╭─ DATA SUPPLIED
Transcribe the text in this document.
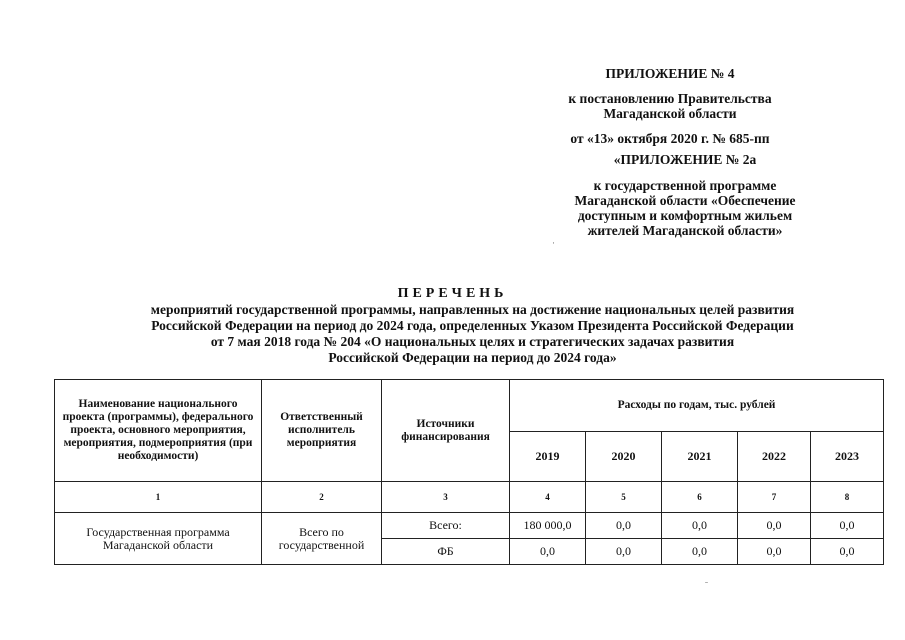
ПРИЛОЖЕНИЕ № 4
к постановлению Правительства
Магаданской области
от «13» октября 2020 г. № 685-пп
«ПРИЛОЖЕНИЕ № 2а
к государственной программе
Магаданской области «Обеспечение
доступным и комфортным жильем
жителей Магаданской области»
ПЕРЕЧЕНЬ
мероприятий государственной программы, направленных на достижение национальных целей развития
Российской Федерации на период до 2024 года, определенных Указом Президента Российской Федерации
от 7 мая 2018 года № 204 «О национальных целях и стратегических задачах развития
Российской Федерации на период до 2024 года»
Наименование национального проекта (программы), федерального проекта, основного мероприятия, мероприятия, подмероприятия (при необходимости)	Ответственный исполнитель мероприятия	Источники финансирования	Расходы по годам, тыс. рублей				
			2019	2020	2021	2022	2023
1	2	3	4	5	6	7	8
Государственная программа Магаданской области	Всего по государственной	Всего:	180 000,0	0,0	0,0	0,0	0,0
		ФБ	0,0	0,0	0,0	0,0	0,0
·
ˉ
╰─
• _DESCRIPTION OF THE TASK_
Exactly as written, return every line of the listing, but not the pictures.

• _WRITTEN RESPONSE_
Transcribe the text in this document.
ПРИЛОЖЕНИЕ № 4
к постановлению Правительства
Магаданской области
от «13» октября 2020 г. № 685-пп
«ПРИЛОЖЕНИЕ № 2а
к государственной программе
Магаданской области «Обеспечение
доступным и комфортным жильем
жителей Магаданской области»
ПЕРЕЧЕНЬ
мероприятий государственной программы, направленных на достижение национальных целей развития
Российской Федерации на период до 2024 года, определенных Указом Президента Российской Федерации
от 7 мая 2018 года № 204 «О национальных целях и стратегических задачах развития
Российской Федерации на период до 2024 года»
Наименование национального проекта (программы), федерального проекта, основного мероприятия, мероприятия, подмероприятия (при необходимости)	Ответственный исполнитель мероприятия	Источники финансирования	Расходы по годам, тыс. рублей				
			2019	2020	2021	2022	2023
1	2	3	4	5	6	7	8
Государственная программа Магаданской области	Всего по государственной	Всего:	180 000,0	0,0	0,0	0,0	0,0
		ФБ	0,0	0,0	0,0	0,0	0,0
·
ˉ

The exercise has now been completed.